• _The task_: Without the images, output each record below as it stands.

• _Task material_:

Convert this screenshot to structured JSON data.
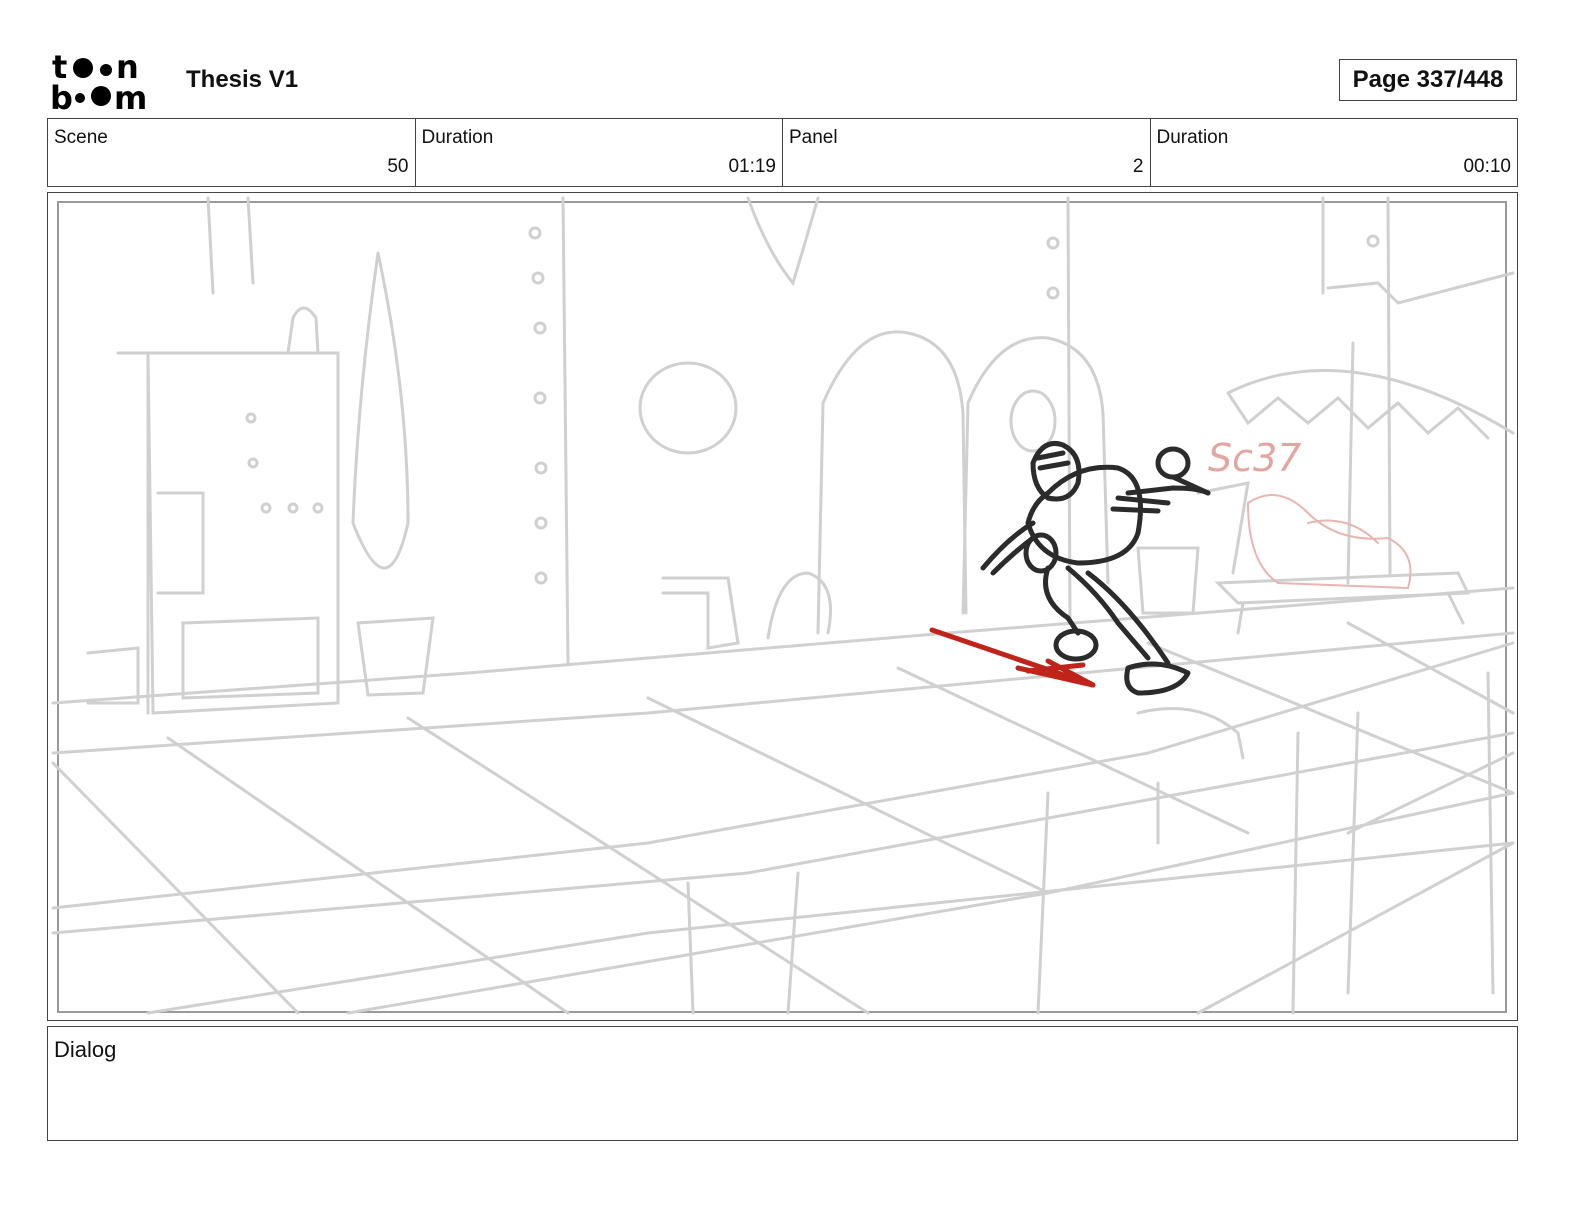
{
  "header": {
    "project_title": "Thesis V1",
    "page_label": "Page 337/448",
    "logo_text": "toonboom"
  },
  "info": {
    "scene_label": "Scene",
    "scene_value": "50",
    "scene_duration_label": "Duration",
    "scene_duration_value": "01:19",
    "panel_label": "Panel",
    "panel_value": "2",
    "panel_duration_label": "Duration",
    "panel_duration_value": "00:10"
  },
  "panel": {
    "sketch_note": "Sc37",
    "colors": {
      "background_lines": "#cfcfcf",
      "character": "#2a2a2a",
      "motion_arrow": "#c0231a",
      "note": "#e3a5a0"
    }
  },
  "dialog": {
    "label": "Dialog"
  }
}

• _Result of this exercise_:
Convert this screenshot to structured JSON data.
{
  "header": {
    "project_title": "Thesis V1",
    "page_label": "Page 337/448",
    "logo_text": "toonboom"
  },
  "info": {
    "scene_label": "Scene",
    "scene_value": "50",
    "scene_duration_label": "Duration",
    "scene_duration_value": "01:19",
    "panel_label": "Panel",
    "panel_value": "2",
    "panel_duration_label": "Duration",
    "panel_duration_value": "00:10"
  },
  "panel": {
    "sketch_note": "Sc37",
    "colors": {
      "background_lines": "#cfcfcf",
      "character": "#2a2a2a",
      "motion_arrow": "#c0231a",
      "note": "#e3a5a0"
    }
  },
  "dialog": {
    "label": "Dialog"
  }
}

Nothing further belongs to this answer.